## What you will do
Without the pictures, output the records below word for word.

'''

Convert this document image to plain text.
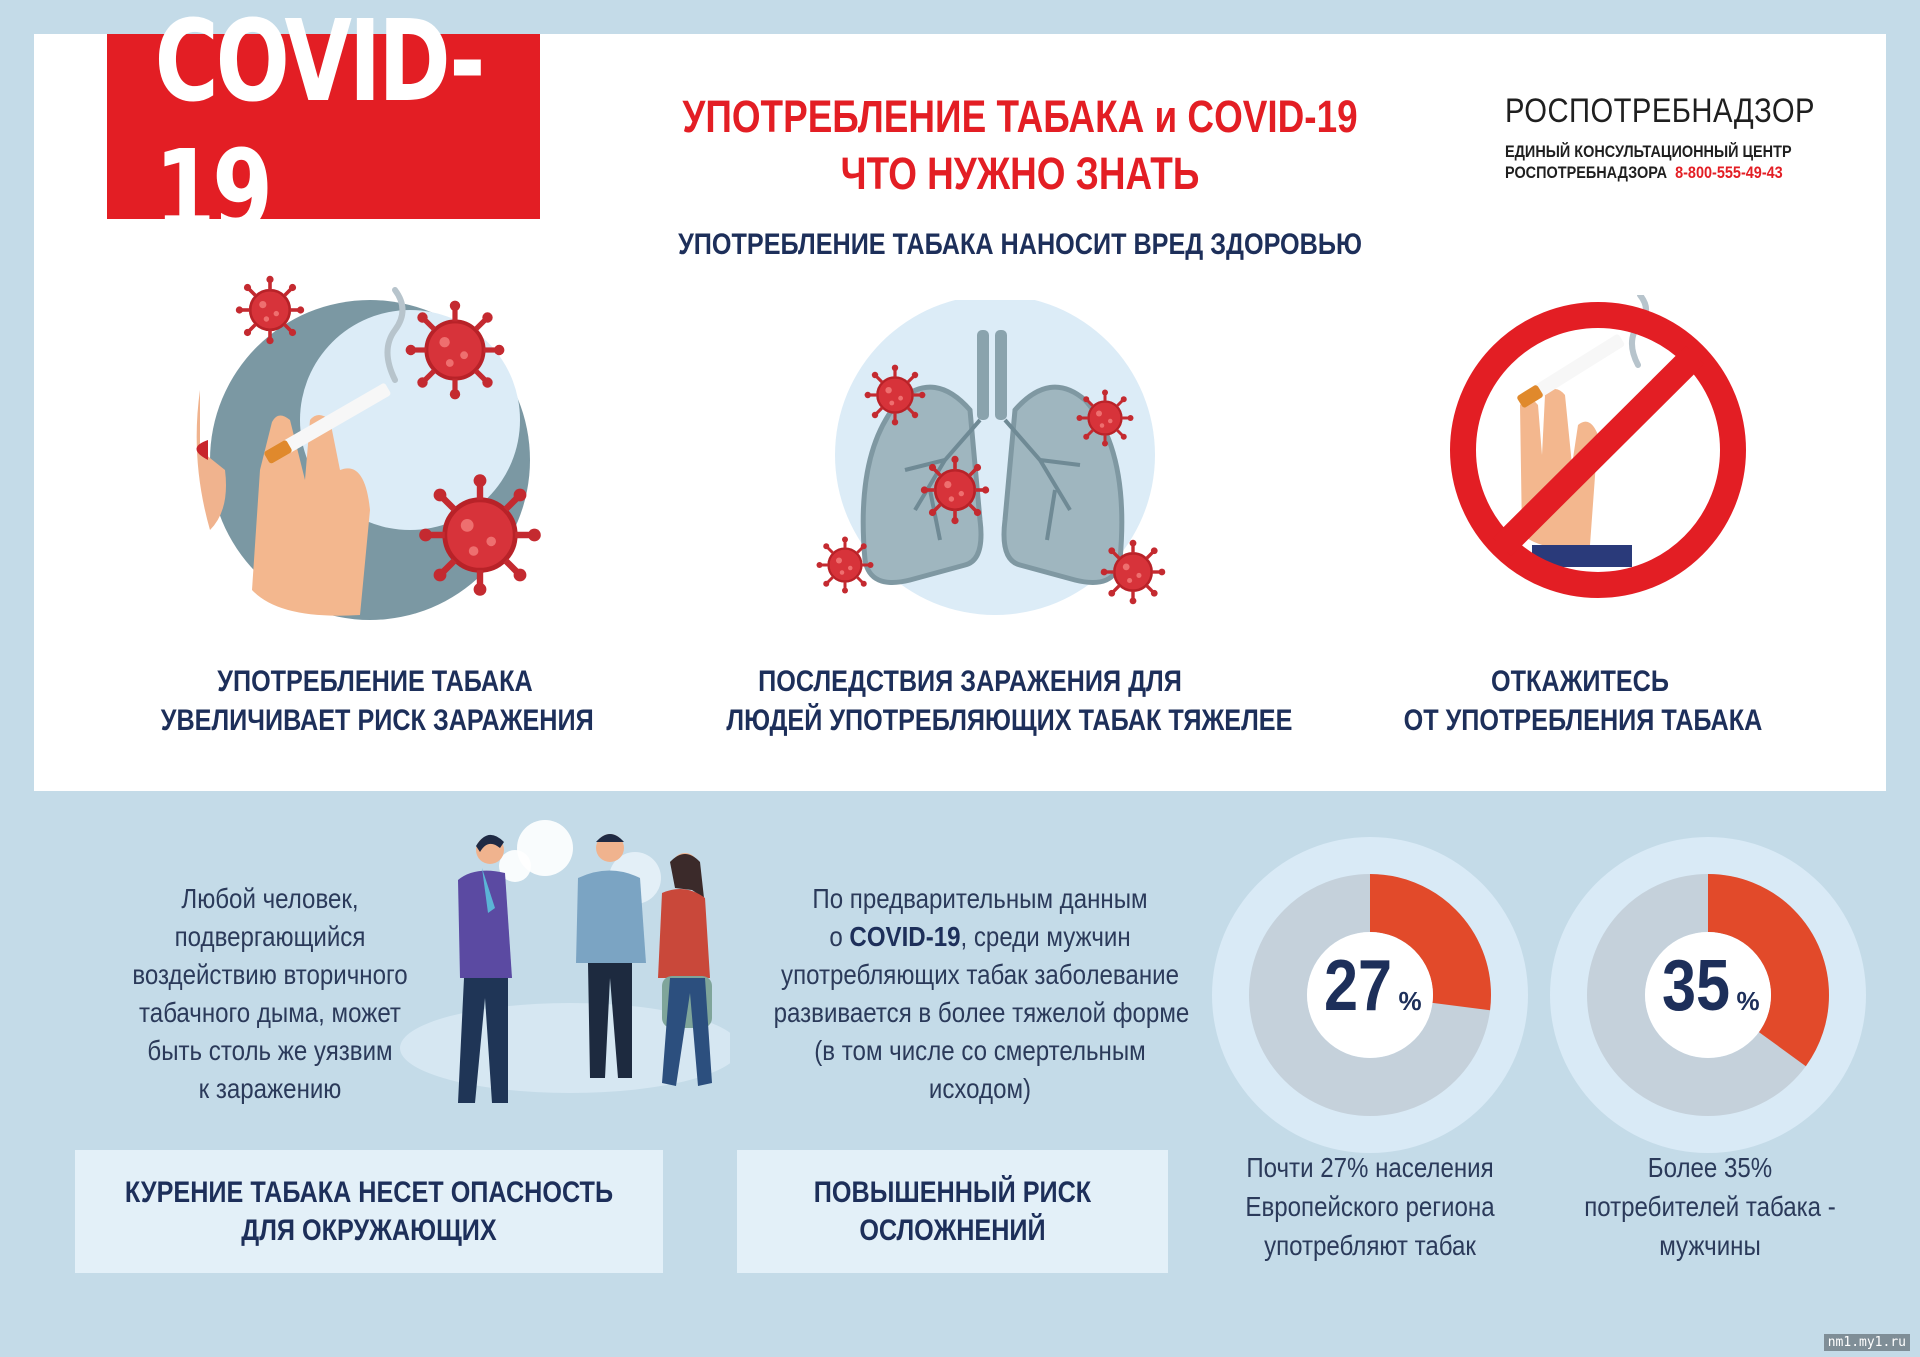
COVID-19
УПОТРЕБЛЕНИЕ ТАБАКА и COVID-19
ЧТО НУЖНО ЗНАТЬ
РОСПОТРЕБНАДЗОР
ЕДИНЫЙ КОНСУЛЬТАЦИОННЫЙ ЦЕНТР
РОСПОТРЕБНАДЗОРА 8-800-555-49-43
УПОТРЕБЛЕНИЕ ТАБАКА НАНОСИТ ВРЕД ЗДОРОВЬЮ
УПОТРЕБЛЕНИЕ ТАБАКА
УВЕЛИЧИВАЕТ РИСК ЗАРАЖЕНИЯ
ПОСЛЕДСТВИЯ ЗАРАЖЕНИЯ ДЛЯ
ЛЮДЕЙ УПОТРЕБЛЯЮЩИХ ТАБАК ТЯЖЕЛЕЕ
ОТКАЖИТЕСЬ
ОТ УПОТРЕБЛЕНИЯ ТАБАКА
Любой человек,
подвергающийся
воздействию вторичного
табачного дыма, может
быть столь же уязвим
к заражению
По предварительным данным
о COVID-19, среди мужчин
употребляющих табак заболевание
развивается в более тяжелой форме
(в том числе со смертельным
исходом)
КУРЕНИЕ ТАБАКА НЕСЕТ ОПАСНОСТЬ
ДЛЯ ОКРУЖАЮЩИХ
ПОВЫШЕННЫЙ РИСК
ОСЛОЖНЕНИЙ
27 %	35 %
Почти 27% населения
Европейского региона
употребляют табак
Более 35%
потребителей табака -
мужчины
nm1.my1.ru
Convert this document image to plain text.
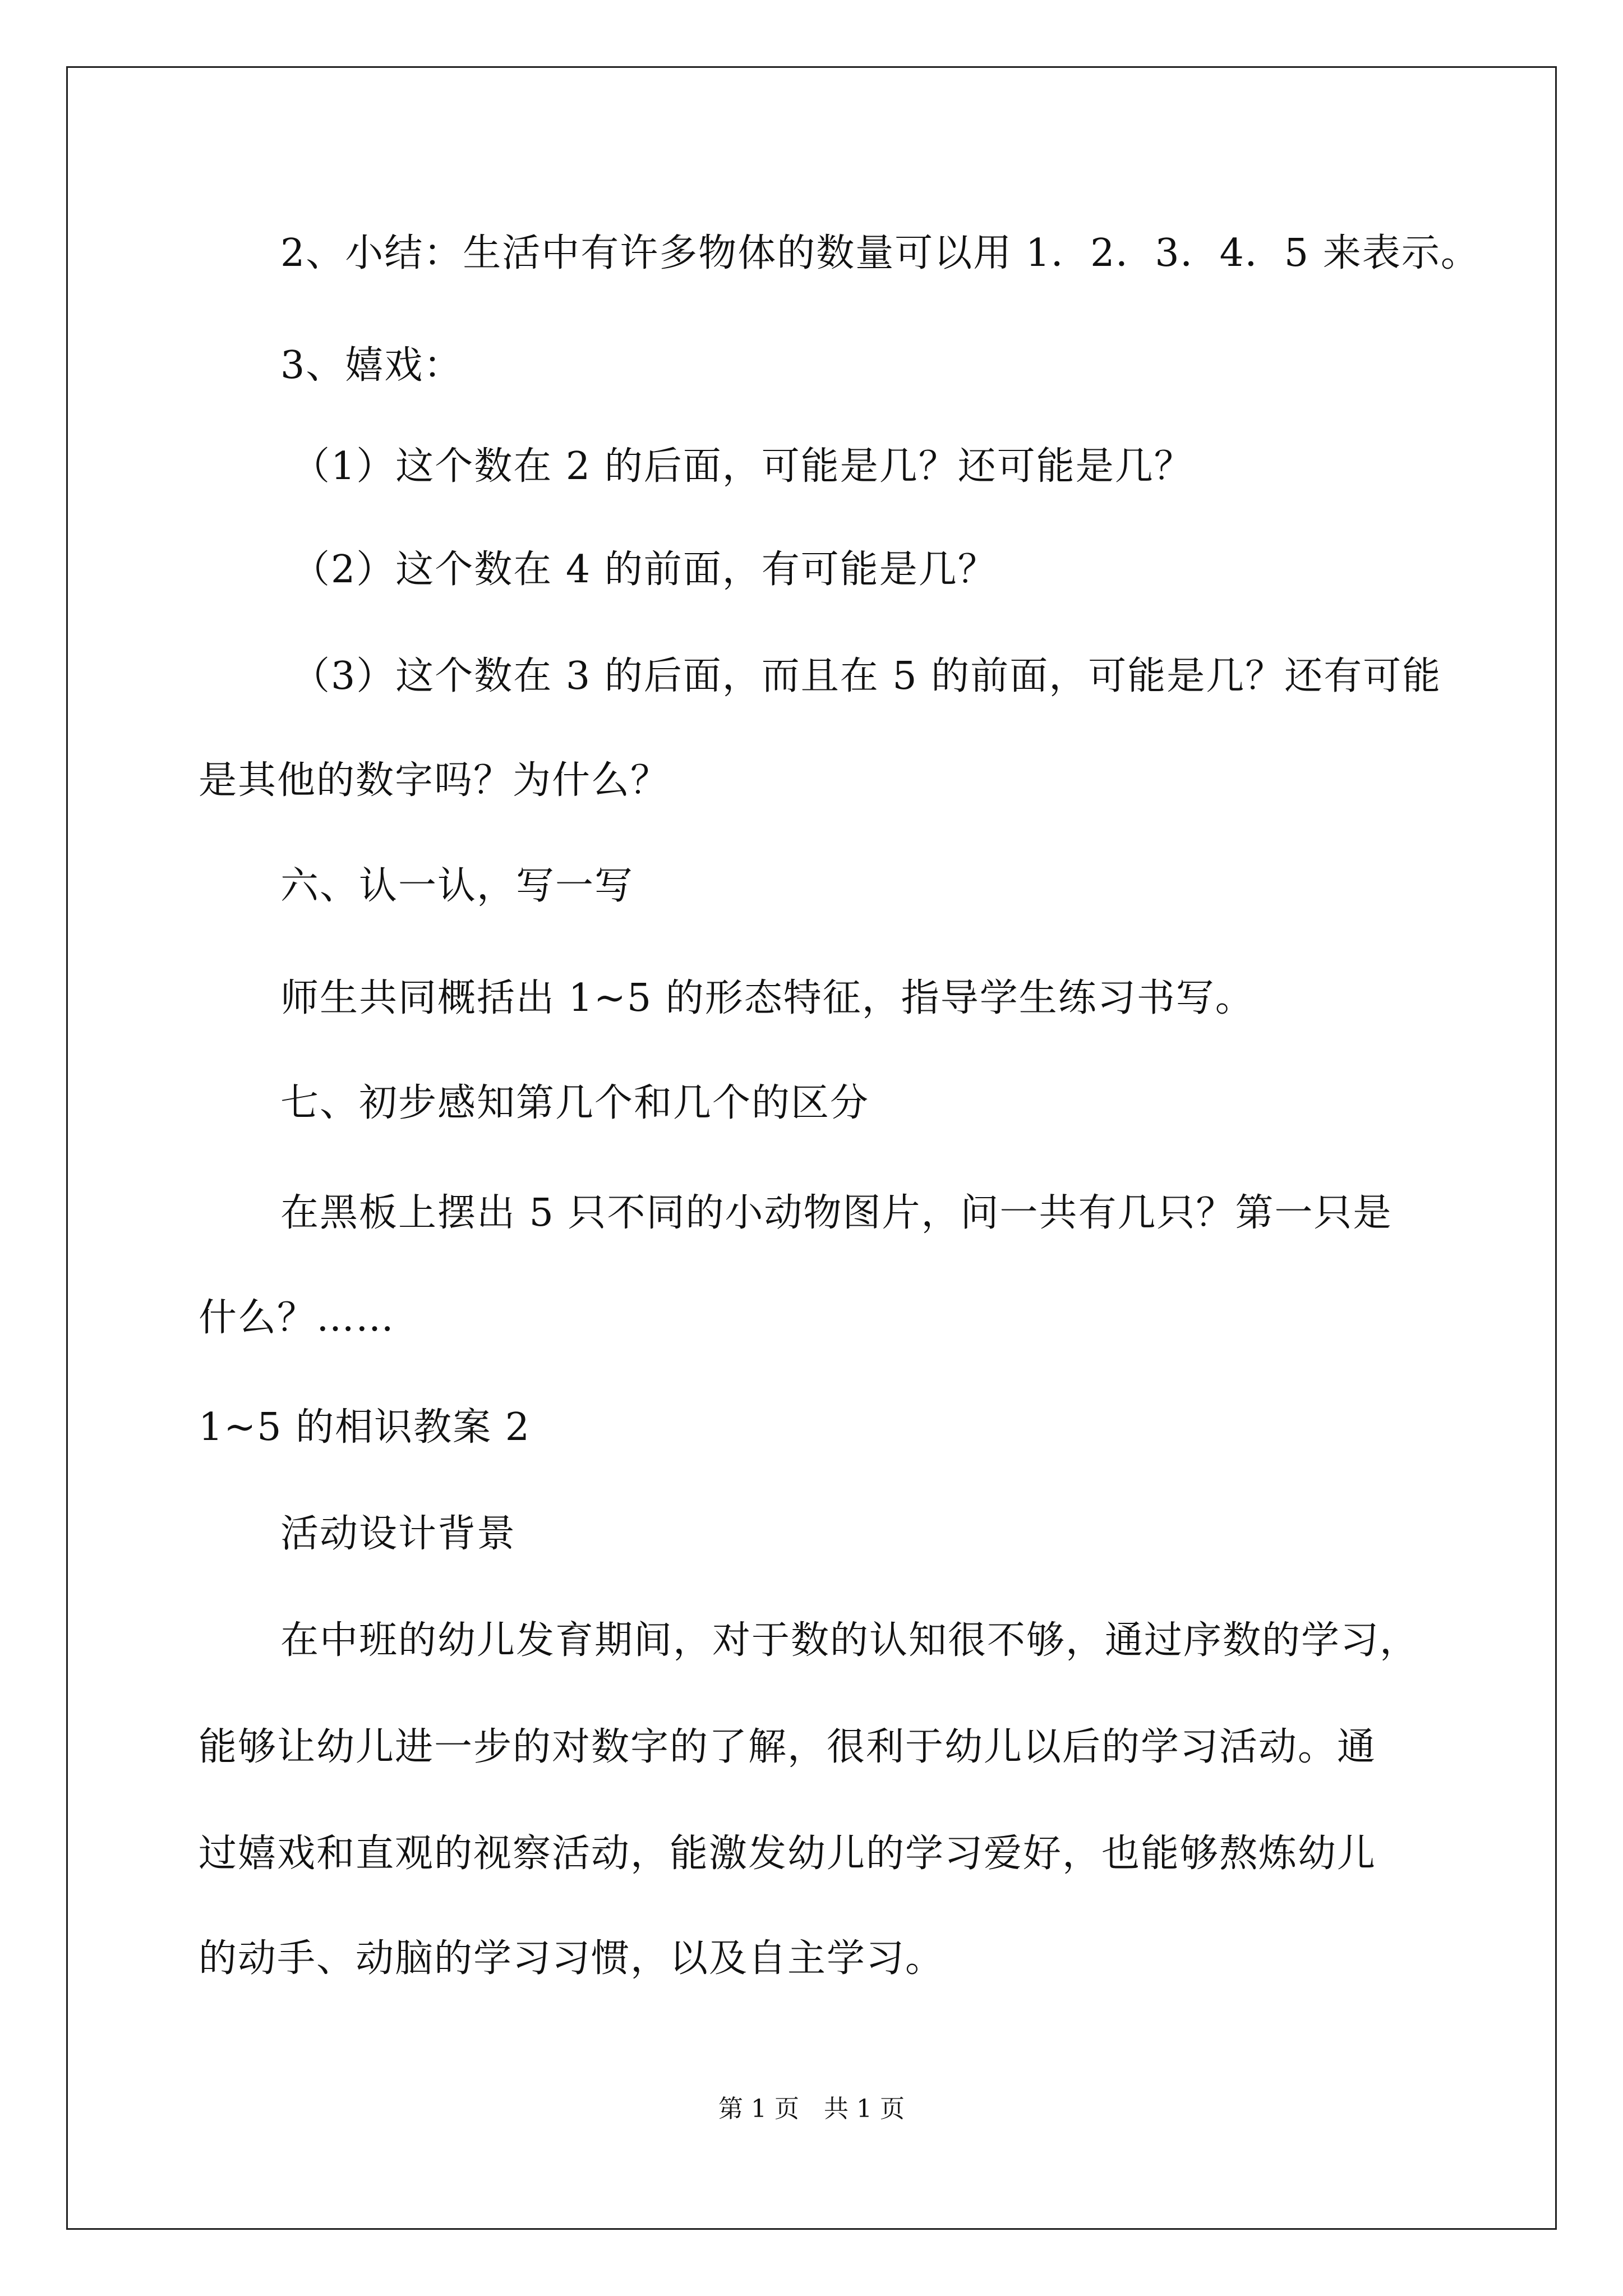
2、小结：生活中有许多物体的数量可以用 1．2．3．4．5 来表示。
3、嬉戏：
（1）这个数在 2 的后面，可能是几？还可能是几？
（2）这个数在 4 的前面，有可能是几？
（3）这个数在 3 的后面，而且在 5 的前面，可能是几？还有可能
是其他的数字吗？为什么？
六、认一认，写一写
师生共同概括出 1~5 的形态特征，指导学生练习书写。
七、初步感知第几个和几个的区分
在黑板上摆出 5 只不同的小动物图片，问一共有几只？第一只是
什么？……
1~5 的相识教案 2
活动设计背景
在中班的幼儿发育期间，对于数的认知很不够，通过序数的学习，
能够让幼儿进一步的对数字的了解，很利于幼儿以后的学习活动。通
过嬉戏和直观的视察活动，能激发幼儿的学习爱好，也能够熬炼幼儿
的动手、动脑的学习习惯，以及自主学习。
第 1 页　共 1 页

'''

## Exercise result
Convert this document image to plain text.
COVID-19
УПОТРЕБЛЕНИЕ ТАБАКА и COVID-19
ЧТО НУЖНО ЗНАТЬ
РОСПОТРЕБНАДЗОР
ЕДИНЫЙ КОНСУЛЬТАЦИОННЫЙ ЦЕНТР
РОСПОТРЕБНАДЗОРА 8-800-555-49-43
УПОТРЕБЛЕНИЕ ТАБАКА НАНОСИТ ВРЕД ЗДОРОВЬЮ
УПОТРЕБЛЕНИЕ ТАБАКА
УВЕЛИЧИВАЕТ РИСК ЗАРАЖЕНИЯ
ПОСЛЕДСТВИЯ ЗАРАЖЕНИЯ ДЛЯ
ЛЮДЕЙ УПОТРЕБЛЯЮЩИХ ТАБАК ТЯЖЕЛЕЕ
ОТКАЖИТЕСЬ
ОТ УПОТРЕБЛЕНИЯ ТАБАКА
Любой человек,
подвергающийся
воздействию вторичного
табачного дыма, может
быть столь же уязвим
к заражению
По предварительным данным
о COVID-19, среди мужчин
употребляющих табак заболевание
развивается в более тяжелой форме
(в том числе со смертельным
исходом)
КУРЕНИЕ ТАБАКА НЕСЕТ ОПАСНОСТЬ
ДЛЯ ОКРУЖАЮЩИХ
ПОВЫШЕННЫЙ РИСК
ОСЛОЖНЕНИЙ
27 %	35 %
Почти 27% населения
Европейского региона
употребляют табак
Более 35%
потребителей табака -
мужчины
nm1.my1.ru
Convert this document image to plain text.
2、小结：生活中有许多物体的数量可以用 1．2．3．4．5 来表示。
3、嬉戏：
（1）这个数在 2 的后面，可能是几？还可能是几？
（2）这个数在 4 的前面，有可能是几？
（3）这个数在 3 的后面，而且在 5 的前面，可能是几？还有可能
是其他的数字吗？为什么？
六、认一认，写一写
师生共同概括出 1~5 的形态特征，指导学生练习书写。
七、初步感知第几个和几个的区分
在黑板上摆出 5 只不同的小动物图片，问一共有几只？第一只是
什么？……
1~5 的相识教案 2
活动设计背景
在中班的幼儿发育期间，对于数的认知很不够，通过序数的学习，
能够让幼儿进一步的对数字的了解，很利于幼儿以后的学习活动。通
过嬉戏和直观的视察活动，能激发幼儿的学习爱好，也能够熬炼幼儿
的动手、动脑的学习习惯，以及自主学习。
第 1 页　共 1 页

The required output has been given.